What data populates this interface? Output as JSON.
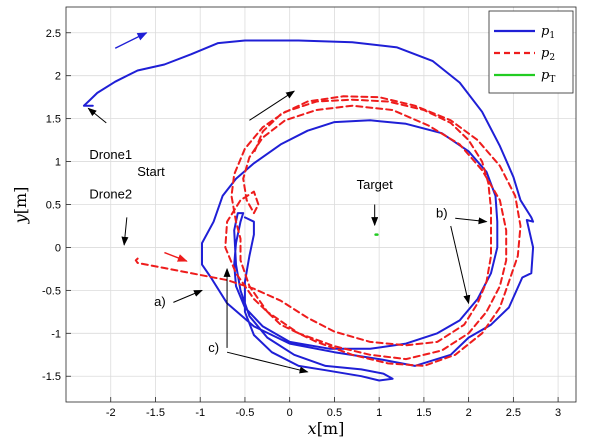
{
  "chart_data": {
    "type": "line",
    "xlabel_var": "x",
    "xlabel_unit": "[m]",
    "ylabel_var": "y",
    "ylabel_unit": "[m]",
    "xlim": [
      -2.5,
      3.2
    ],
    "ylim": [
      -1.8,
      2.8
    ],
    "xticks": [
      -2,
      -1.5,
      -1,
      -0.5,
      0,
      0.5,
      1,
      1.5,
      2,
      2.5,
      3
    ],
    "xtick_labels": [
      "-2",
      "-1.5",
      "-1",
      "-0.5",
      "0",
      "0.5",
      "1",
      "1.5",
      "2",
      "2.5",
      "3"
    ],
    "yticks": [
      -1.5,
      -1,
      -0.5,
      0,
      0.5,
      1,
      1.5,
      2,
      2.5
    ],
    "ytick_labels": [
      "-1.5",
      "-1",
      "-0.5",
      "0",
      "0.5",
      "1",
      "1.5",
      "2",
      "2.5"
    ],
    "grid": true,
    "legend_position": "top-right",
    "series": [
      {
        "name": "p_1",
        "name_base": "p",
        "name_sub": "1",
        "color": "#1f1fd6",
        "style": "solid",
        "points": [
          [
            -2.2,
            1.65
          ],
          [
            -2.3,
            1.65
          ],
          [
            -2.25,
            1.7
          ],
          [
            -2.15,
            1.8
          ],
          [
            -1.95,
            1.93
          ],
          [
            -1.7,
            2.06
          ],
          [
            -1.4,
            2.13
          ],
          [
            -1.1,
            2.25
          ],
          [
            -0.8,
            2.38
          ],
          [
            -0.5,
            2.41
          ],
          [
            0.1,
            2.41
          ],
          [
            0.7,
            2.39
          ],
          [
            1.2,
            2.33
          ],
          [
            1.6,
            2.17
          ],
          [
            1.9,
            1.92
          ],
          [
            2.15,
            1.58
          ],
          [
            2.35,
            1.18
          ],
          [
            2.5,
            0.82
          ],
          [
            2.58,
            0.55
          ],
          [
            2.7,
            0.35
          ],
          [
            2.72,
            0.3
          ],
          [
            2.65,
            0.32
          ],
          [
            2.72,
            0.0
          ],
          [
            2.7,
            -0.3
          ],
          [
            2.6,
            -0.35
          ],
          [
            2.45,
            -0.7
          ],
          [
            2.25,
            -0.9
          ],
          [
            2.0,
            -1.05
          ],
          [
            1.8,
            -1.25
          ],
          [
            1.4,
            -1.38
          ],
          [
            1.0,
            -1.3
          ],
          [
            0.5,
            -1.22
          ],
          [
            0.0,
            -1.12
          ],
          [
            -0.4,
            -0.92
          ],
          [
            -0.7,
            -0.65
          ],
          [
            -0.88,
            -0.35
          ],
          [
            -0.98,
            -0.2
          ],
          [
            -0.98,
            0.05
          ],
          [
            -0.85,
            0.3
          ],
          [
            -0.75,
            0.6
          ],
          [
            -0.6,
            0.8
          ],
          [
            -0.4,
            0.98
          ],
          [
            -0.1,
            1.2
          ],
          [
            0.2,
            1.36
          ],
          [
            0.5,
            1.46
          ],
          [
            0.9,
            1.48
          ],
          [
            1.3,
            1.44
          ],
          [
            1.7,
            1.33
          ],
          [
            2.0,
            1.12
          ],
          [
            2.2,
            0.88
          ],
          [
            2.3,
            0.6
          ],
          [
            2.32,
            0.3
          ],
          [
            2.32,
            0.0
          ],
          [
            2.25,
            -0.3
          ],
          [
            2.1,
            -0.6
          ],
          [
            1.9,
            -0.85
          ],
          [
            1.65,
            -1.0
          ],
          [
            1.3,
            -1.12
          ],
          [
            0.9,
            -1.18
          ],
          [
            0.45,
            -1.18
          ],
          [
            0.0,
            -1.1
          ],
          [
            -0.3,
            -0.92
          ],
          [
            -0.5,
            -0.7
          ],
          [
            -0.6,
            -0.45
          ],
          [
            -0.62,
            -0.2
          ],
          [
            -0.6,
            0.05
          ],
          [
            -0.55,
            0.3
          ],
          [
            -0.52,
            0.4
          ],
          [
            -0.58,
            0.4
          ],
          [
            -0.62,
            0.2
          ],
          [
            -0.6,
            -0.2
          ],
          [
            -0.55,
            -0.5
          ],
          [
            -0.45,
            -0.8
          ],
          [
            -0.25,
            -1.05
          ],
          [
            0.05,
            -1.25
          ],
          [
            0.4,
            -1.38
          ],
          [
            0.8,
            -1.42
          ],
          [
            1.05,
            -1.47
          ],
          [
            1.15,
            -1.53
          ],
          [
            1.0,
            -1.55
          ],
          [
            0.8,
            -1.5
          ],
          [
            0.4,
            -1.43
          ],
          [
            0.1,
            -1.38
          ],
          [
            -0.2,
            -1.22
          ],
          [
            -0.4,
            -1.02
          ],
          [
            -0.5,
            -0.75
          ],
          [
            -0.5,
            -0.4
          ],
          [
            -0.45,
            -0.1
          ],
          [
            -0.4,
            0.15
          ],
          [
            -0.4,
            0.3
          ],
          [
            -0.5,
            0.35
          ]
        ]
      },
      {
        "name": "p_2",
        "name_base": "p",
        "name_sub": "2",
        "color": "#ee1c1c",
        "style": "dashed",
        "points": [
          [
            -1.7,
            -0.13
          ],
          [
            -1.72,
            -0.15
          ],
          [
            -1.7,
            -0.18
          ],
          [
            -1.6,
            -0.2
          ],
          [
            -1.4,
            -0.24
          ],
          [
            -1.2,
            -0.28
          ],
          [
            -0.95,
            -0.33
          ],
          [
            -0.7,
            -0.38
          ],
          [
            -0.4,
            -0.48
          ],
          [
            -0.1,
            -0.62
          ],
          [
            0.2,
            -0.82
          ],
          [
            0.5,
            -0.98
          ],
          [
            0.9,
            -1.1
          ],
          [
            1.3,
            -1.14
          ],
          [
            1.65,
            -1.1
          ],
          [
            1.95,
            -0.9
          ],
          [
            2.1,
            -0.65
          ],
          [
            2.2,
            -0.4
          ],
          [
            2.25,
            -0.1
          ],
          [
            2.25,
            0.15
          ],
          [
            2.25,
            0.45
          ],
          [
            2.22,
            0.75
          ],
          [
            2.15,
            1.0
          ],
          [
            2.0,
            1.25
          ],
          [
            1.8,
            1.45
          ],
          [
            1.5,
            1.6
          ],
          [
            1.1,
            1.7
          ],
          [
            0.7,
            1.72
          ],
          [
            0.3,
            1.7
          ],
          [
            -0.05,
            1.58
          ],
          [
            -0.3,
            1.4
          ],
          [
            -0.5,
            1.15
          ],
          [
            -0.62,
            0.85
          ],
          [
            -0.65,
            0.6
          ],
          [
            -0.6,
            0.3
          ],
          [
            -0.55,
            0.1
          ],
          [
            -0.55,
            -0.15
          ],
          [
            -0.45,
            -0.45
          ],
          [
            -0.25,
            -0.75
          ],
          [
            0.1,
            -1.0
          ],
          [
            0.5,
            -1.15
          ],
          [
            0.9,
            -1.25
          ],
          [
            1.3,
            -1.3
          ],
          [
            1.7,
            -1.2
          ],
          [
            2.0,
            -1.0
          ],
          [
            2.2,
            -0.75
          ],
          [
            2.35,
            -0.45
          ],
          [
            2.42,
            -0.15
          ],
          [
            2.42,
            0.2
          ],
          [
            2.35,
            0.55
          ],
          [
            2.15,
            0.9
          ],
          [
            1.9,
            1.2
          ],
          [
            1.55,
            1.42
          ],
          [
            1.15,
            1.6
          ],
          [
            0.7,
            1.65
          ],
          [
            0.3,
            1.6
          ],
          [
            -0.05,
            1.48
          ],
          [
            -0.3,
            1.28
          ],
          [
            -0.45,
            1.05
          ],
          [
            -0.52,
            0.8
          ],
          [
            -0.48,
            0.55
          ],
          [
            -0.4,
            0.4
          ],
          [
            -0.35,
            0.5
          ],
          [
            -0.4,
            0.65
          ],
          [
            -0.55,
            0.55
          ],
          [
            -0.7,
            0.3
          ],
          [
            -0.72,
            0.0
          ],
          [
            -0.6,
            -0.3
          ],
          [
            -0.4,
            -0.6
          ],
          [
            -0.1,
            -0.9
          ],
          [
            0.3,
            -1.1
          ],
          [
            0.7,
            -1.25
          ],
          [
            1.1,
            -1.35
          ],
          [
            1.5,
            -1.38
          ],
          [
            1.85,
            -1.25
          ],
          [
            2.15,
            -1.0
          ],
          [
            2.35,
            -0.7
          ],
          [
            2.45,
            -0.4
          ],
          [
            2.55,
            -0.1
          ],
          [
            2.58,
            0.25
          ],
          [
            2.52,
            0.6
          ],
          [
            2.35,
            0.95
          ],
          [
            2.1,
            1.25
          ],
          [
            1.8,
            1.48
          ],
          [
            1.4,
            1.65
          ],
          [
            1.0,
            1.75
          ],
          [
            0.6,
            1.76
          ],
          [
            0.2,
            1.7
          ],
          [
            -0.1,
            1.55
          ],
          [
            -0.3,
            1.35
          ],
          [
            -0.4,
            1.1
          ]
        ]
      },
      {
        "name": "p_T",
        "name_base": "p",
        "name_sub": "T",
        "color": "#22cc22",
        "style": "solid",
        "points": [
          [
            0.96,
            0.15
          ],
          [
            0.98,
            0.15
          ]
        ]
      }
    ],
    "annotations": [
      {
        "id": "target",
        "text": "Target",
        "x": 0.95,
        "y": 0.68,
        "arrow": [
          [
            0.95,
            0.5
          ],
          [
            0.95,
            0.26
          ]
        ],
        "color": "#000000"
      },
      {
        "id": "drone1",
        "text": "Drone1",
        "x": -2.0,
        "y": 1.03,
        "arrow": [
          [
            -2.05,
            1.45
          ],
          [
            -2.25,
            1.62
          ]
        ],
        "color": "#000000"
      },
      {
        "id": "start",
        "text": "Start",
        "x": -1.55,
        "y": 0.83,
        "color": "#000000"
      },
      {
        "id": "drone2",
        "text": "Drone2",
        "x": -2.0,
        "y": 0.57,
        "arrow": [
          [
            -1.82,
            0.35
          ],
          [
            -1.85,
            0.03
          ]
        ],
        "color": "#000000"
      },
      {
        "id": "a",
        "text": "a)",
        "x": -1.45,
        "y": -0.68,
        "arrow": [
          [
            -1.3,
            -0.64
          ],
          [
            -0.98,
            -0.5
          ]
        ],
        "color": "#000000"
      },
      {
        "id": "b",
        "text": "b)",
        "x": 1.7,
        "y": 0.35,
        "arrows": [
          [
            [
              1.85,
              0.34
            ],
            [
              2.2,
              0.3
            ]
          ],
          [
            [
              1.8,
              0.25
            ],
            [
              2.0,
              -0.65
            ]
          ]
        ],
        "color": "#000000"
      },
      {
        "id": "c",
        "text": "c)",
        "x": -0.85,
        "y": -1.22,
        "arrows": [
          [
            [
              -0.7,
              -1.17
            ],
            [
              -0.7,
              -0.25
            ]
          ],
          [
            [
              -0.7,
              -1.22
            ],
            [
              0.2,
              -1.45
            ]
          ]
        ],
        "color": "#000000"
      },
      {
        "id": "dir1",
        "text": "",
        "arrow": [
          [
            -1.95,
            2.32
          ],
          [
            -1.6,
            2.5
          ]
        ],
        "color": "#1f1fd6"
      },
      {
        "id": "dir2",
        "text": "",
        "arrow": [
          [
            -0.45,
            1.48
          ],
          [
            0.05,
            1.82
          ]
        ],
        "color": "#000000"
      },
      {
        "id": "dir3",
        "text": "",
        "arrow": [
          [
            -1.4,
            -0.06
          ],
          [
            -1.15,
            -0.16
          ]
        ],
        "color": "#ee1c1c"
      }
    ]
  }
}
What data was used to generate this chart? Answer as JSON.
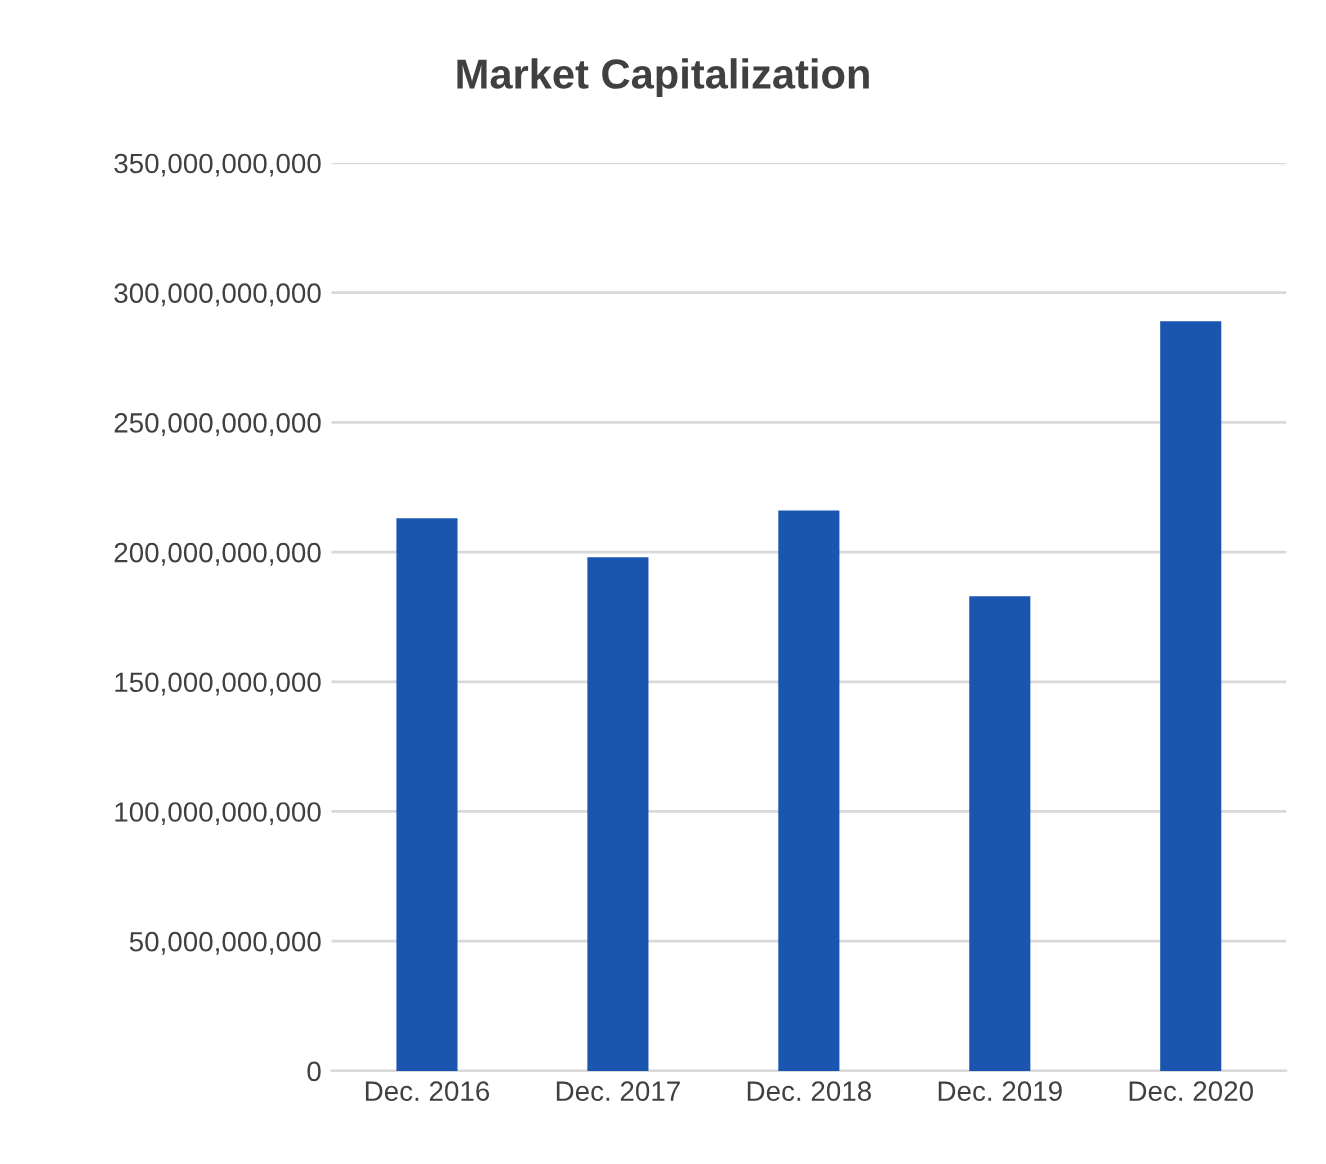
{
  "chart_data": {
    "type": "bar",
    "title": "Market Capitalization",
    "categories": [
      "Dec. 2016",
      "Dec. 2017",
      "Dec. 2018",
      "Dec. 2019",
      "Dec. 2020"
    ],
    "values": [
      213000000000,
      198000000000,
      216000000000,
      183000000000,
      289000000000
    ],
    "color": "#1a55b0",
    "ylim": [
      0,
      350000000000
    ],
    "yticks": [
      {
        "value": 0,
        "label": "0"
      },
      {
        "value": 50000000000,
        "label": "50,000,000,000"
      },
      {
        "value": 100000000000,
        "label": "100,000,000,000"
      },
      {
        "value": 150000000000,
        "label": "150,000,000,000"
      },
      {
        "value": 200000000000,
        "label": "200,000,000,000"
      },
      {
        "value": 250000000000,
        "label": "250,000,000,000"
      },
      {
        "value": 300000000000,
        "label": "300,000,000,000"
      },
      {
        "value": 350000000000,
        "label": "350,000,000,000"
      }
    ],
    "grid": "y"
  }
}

──────────────────────────────

Job
Check each line above for the string "JSON", then copy the ones that have it.

Answer to this task
What data populates this interface? Output as JSON.
What data was used to generate this chart? Answer as JSON.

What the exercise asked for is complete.